● **Work instructions**
Each entry below is to be printed verbatim.

● **Dataset**
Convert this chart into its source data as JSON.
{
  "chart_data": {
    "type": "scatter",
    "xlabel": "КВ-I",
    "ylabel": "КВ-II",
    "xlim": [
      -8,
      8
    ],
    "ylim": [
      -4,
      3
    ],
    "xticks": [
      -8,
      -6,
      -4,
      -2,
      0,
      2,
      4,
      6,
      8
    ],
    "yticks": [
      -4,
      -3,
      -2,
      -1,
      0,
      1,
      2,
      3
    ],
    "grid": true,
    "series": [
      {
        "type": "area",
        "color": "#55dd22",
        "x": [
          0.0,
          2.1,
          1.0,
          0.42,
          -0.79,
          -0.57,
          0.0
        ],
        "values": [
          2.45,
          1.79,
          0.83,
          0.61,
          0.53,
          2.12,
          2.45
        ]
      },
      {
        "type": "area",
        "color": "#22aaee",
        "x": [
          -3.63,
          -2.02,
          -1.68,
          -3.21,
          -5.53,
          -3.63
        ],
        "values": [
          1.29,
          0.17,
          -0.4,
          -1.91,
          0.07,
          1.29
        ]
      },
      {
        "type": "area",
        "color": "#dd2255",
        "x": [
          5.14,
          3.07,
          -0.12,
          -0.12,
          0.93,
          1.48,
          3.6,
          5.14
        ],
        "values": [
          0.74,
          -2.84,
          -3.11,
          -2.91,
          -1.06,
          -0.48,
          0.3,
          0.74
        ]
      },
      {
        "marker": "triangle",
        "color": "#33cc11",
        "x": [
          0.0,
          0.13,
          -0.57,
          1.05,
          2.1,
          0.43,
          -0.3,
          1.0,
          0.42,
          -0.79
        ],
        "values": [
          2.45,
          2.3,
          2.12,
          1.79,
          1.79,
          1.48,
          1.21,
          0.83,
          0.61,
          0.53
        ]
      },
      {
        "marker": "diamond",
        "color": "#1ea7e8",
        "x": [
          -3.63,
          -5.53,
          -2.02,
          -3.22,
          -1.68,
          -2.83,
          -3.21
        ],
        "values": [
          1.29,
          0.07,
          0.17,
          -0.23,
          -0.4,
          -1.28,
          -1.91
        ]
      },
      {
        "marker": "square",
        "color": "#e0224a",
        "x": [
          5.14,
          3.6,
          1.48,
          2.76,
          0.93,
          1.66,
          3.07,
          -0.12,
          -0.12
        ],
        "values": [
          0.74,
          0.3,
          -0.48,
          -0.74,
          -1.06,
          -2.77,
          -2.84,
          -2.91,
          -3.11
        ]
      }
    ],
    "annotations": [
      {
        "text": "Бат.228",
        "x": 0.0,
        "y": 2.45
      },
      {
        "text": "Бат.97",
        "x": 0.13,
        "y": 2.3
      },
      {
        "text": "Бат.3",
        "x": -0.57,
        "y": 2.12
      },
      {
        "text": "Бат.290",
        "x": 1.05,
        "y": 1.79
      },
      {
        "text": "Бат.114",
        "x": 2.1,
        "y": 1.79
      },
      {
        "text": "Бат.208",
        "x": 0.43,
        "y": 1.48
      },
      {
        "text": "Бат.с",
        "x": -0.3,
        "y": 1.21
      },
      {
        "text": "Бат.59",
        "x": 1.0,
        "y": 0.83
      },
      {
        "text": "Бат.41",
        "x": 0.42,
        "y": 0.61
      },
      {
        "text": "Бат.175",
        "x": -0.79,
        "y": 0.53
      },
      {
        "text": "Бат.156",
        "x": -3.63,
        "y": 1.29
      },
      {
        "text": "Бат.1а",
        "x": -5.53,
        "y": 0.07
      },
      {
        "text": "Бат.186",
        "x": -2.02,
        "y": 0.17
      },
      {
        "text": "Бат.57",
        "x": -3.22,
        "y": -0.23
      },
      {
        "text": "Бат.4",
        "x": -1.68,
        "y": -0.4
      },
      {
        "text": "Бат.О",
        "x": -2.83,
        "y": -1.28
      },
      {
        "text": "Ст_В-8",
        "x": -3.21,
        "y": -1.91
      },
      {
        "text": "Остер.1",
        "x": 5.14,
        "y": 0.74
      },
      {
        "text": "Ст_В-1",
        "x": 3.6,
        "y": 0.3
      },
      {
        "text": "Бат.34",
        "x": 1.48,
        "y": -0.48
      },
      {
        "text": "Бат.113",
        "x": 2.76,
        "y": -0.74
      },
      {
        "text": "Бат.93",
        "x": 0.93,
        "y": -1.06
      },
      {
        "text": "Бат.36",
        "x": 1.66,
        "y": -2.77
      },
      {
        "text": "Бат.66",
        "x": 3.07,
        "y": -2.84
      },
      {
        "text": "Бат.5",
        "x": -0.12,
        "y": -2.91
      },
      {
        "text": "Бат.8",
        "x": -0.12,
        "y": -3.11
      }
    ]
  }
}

● **Finished task**
Convert this chart into its source data as JSON.
{
  "chart_data": {
    "type": "scatter",
    "xlabel": "КВ-I",
    "ylabel": "КВ-II",
    "xlim": [
      -8,
      8
    ],
    "ylim": [
      -4,
      3
    ],
    "xticks": [
      -8,
      -6,
      -4,
      -2,
      0,
      2,
      4,
      6,
      8
    ],
    "yticks": [
      -4,
      -3,
      -2,
      -1,
      0,
      1,
      2,
      3
    ],
    "grid": true,
    "series": [
      {
        "type": "area",
        "color": "#55dd22",
        "x": [
          0.0,
          2.1,
          1.0,
          0.42,
          -0.79,
          -0.57,
          0.0
        ],
        "values": [
          2.45,
          1.79,
          0.83,
          0.61,
          0.53,
          2.12,
          2.45
        ]
      },
      {
        "type": "area",
        "color": "#22aaee",
        "x": [
          -3.63,
          -2.02,
          -1.68,
          -3.21,
          -5.53,
          -3.63
        ],
        "values": [
          1.29,
          0.17,
          -0.4,
          -1.91,
          0.07,
          1.29
        ]
      },
      {
        "type": "area",
        "color": "#dd2255",
        "x": [
          5.14,
          3.07,
          -0.12,
          -0.12,
          0.93,
          1.48,
          3.6,
          5.14
        ],
        "values": [
          0.74,
          -2.84,
          -3.11,
          -2.91,
          -1.06,
          -0.48,
          0.3,
          0.74
        ]
      },
      {
        "marker": "triangle",
        "color": "#33cc11",
        "x": [
          0.0,
          0.13,
          -0.57,
          1.05,
          2.1,
          0.43,
          -0.3,
          1.0,
          0.42,
          -0.79
        ],
        "values": [
          2.45,
          2.3,
          2.12,
          1.79,
          1.79,
          1.48,
          1.21,
          0.83,
          0.61,
          0.53
        ]
      },
      {
        "marker": "diamond",
        "color": "#1ea7e8",
        "x": [
          -3.63,
          -5.53,
          -2.02,
          -3.22,
          -1.68,
          -2.83,
          -3.21
        ],
        "values": [
          1.29,
          0.07,
          0.17,
          -0.23,
          -0.4,
          -1.28,
          -1.91
        ]
      },
      {
        "marker": "square",
        "color": "#e0224a",
        "x": [
          5.14,
          3.6,
          1.48,
          2.76,
          0.93,
          1.66,
          3.07,
          -0.12,
          -0.12
        ],
        "values": [
          0.74,
          0.3,
          -0.48,
          -0.74,
          -1.06,
          -2.77,
          -2.84,
          -2.91,
          -3.11
        ]
      }
    ],
    "annotations": [
      {
        "text": "Бат.228",
        "x": 0.0,
        "y": 2.45
      },
      {
        "text": "Бат.97",
        "x": 0.13,
        "y": 2.3
      },
      {
        "text": "Бат.3",
        "x": -0.57,
        "y": 2.12
      },
      {
        "text": "Бат.290",
        "x": 1.05,
        "y": 1.79
      },
      {
        "text": "Бат.114",
        "x": 2.1,
        "y": 1.79
      },
      {
        "text": "Бат.208",
        "x": 0.43,
        "y": 1.48
      },
      {
        "text": "Бат.с",
        "x": -0.3,
        "y": 1.21
      },
      {
        "text": "Бат.59",
        "x": 1.0,
        "y": 0.83
      },
      {
        "text": "Бат.41",
        "x": 0.42,
        "y": 0.61
      },
      {
        "text": "Бат.175",
        "x": -0.79,
        "y": 0.53
      },
      {
        "text": "Бат.156",
        "x": -3.63,
        "y": 1.29
      },
      {
        "text": "Бат.1а",
        "x": -5.53,
        "y": 0.07
      },
      {
        "text": "Бат.186",
        "x": -2.02,
        "y": 0.17
      },
      {
        "text": "Бат.57",
        "x": -3.22,
        "y": -0.23
      },
      {
        "text": "Бат.4",
        "x": -1.68,
        "y": -0.4
      },
      {
        "text": "Бат.О",
        "x": -2.83,
        "y": -1.28
      },
      {
        "text": "Ст_В-8",
        "x": -3.21,
        "y": -1.91
      },
      {
        "text": "Остер.1",
        "x": 5.14,
        "y": 0.74
      },
      {
        "text": "Ст_В-1",
        "x": 3.6,
        "y": 0.3
      },
      {
        "text": "Бат.34",
        "x": 1.48,
        "y": -0.48
      },
      {
        "text": "Бат.113",
        "x": 2.76,
        "y": -0.74
      },
      {
        "text": "Бат.93",
        "x": 0.93,
        "y": -1.06
      },
      {
        "text": "Бат.36",
        "x": 1.66,
        "y": -2.77
      },
      {
        "text": "Бат.66",
        "x": 3.07,
        "y": -2.84
      },
      {
        "text": "Бат.5",
        "x": -0.12,
        "y": -2.91
      },
      {
        "text": "Бат.8",
        "x": -0.12,
        "y": -3.11
      }
    ]
  }
}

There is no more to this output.